PROVIDED DATA:
┌──

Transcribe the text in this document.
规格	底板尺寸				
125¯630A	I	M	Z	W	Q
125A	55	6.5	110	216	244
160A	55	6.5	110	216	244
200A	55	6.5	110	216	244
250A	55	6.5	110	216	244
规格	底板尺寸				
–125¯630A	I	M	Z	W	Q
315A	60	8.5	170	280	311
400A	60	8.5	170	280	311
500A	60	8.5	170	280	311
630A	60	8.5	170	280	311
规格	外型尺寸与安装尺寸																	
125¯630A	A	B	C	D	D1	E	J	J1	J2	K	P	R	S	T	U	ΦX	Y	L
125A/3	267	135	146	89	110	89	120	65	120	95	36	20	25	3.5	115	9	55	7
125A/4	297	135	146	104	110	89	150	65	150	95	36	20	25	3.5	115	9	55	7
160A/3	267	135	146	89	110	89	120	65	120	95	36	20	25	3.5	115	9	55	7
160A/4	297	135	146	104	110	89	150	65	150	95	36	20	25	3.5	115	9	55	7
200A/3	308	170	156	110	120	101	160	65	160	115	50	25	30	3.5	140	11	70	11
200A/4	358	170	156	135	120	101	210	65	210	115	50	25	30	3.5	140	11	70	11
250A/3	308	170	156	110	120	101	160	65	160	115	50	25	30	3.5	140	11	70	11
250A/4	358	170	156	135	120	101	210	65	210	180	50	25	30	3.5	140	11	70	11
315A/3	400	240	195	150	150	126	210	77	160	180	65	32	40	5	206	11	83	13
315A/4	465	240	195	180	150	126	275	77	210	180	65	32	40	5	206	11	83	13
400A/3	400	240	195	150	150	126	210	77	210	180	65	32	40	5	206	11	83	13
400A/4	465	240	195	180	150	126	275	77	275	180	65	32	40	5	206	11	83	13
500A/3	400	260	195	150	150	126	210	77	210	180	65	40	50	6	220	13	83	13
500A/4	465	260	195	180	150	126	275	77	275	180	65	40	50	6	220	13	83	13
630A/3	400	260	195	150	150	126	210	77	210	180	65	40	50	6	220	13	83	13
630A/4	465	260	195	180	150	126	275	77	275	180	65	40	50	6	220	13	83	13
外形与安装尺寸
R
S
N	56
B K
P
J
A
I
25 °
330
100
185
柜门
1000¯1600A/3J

└──
┌──

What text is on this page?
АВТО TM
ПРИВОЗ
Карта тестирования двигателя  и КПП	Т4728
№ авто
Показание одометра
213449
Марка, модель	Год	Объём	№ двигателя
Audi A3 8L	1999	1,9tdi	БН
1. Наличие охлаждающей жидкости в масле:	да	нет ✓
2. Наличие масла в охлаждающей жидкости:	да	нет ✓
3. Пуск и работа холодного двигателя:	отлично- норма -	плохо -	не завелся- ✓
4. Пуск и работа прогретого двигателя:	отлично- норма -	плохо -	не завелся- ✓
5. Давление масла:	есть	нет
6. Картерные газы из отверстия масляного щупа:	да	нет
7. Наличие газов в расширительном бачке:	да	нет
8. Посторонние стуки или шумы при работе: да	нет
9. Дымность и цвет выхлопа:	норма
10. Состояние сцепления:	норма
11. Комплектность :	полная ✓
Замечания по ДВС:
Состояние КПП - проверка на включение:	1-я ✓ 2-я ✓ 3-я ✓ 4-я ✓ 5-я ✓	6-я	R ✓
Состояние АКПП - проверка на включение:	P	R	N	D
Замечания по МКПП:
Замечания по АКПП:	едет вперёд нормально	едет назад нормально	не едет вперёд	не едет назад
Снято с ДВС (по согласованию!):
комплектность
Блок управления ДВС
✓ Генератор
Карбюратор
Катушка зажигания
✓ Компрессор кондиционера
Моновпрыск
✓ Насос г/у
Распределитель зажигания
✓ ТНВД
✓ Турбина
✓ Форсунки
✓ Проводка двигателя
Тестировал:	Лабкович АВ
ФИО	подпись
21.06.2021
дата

└──
┌──

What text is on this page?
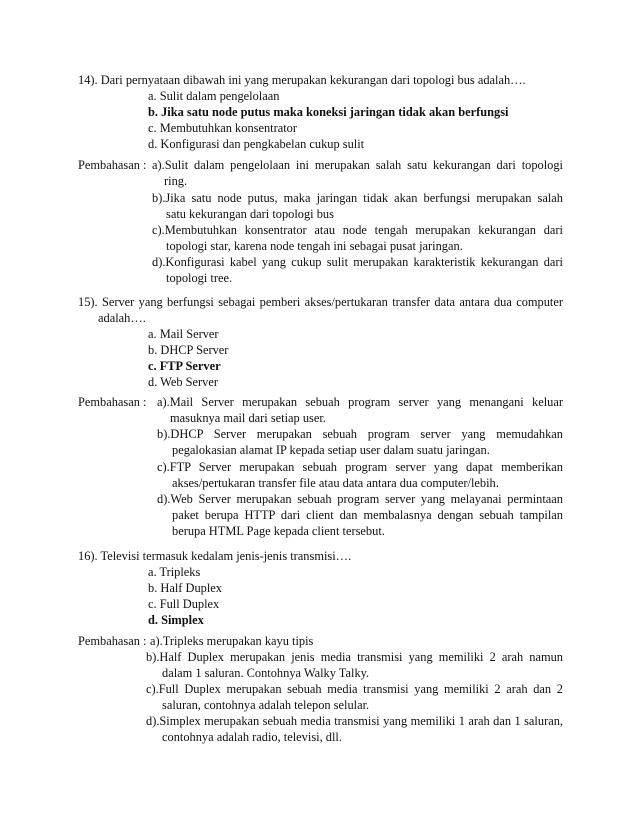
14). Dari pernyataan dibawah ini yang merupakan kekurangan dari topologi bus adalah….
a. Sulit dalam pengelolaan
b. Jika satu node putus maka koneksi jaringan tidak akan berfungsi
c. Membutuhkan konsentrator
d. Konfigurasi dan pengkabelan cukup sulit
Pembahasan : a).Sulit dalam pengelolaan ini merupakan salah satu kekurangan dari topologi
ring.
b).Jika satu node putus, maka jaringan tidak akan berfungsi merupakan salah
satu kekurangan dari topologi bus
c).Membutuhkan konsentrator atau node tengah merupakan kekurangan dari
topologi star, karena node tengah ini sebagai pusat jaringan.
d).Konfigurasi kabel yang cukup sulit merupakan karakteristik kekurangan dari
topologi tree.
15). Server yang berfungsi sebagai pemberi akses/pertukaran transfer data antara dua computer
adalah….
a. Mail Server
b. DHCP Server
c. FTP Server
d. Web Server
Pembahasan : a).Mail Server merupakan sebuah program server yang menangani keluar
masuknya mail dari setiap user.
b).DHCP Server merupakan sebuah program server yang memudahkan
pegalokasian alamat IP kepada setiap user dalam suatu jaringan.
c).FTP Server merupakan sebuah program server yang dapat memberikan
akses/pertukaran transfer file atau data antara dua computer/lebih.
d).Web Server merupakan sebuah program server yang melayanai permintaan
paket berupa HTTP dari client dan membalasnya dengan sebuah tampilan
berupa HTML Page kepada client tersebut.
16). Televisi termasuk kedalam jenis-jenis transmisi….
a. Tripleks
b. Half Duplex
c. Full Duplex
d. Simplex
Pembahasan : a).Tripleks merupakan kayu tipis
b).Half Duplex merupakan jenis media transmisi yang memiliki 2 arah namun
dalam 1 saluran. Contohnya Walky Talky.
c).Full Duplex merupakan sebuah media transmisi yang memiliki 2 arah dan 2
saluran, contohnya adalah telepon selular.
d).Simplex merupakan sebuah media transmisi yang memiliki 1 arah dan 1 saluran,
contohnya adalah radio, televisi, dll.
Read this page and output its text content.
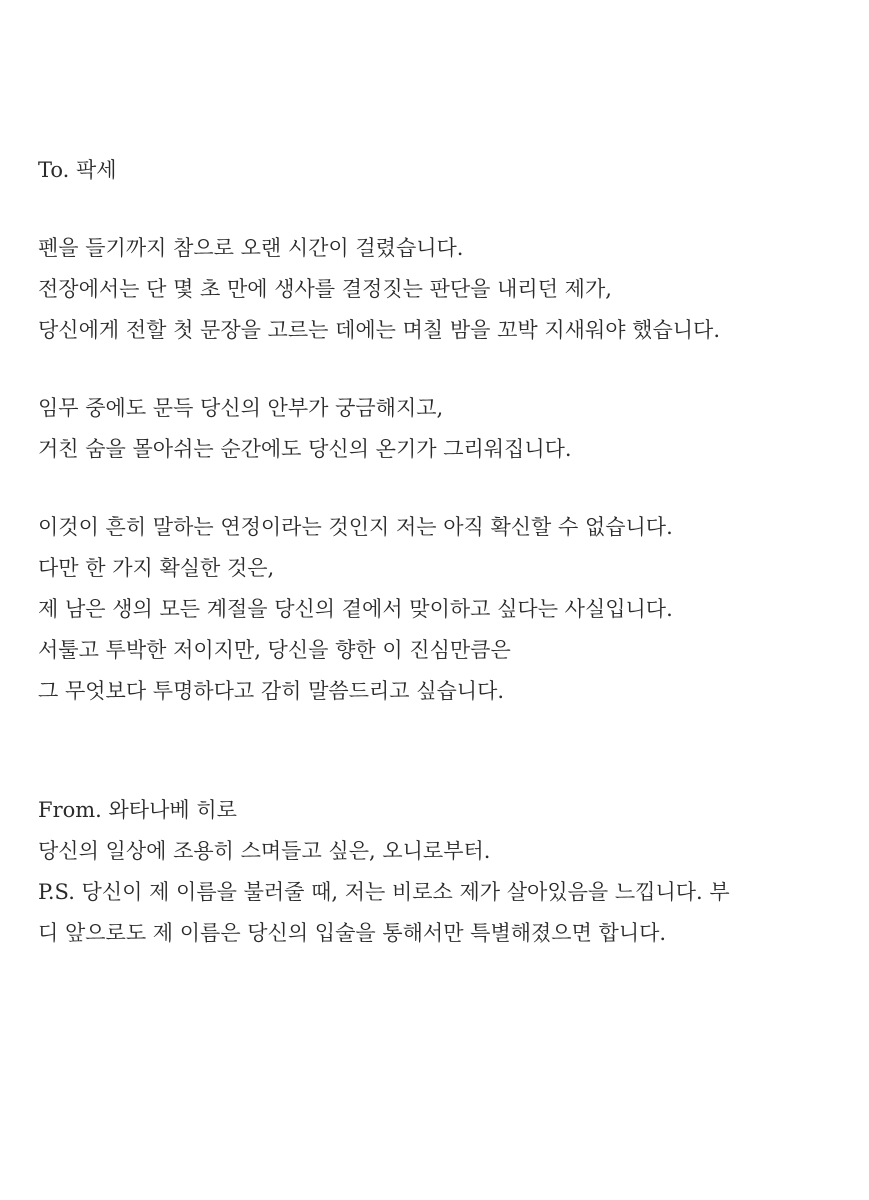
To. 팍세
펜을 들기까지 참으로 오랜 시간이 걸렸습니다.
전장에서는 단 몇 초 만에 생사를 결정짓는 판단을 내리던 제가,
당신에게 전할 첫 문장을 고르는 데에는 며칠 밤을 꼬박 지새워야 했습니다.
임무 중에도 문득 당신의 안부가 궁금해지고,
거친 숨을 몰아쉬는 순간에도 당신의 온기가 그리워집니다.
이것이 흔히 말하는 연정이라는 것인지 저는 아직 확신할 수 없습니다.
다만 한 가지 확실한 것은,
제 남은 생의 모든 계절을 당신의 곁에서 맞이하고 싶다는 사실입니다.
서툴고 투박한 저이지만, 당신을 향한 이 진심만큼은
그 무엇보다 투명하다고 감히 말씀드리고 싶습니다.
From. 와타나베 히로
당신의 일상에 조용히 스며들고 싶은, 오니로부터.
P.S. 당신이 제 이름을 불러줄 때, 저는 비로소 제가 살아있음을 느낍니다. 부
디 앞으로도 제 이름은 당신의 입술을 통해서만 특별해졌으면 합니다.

└──

SET TASK: Of the lines in this material, state how many hold the string "media". Write no other words.

THE OUTPUT: 3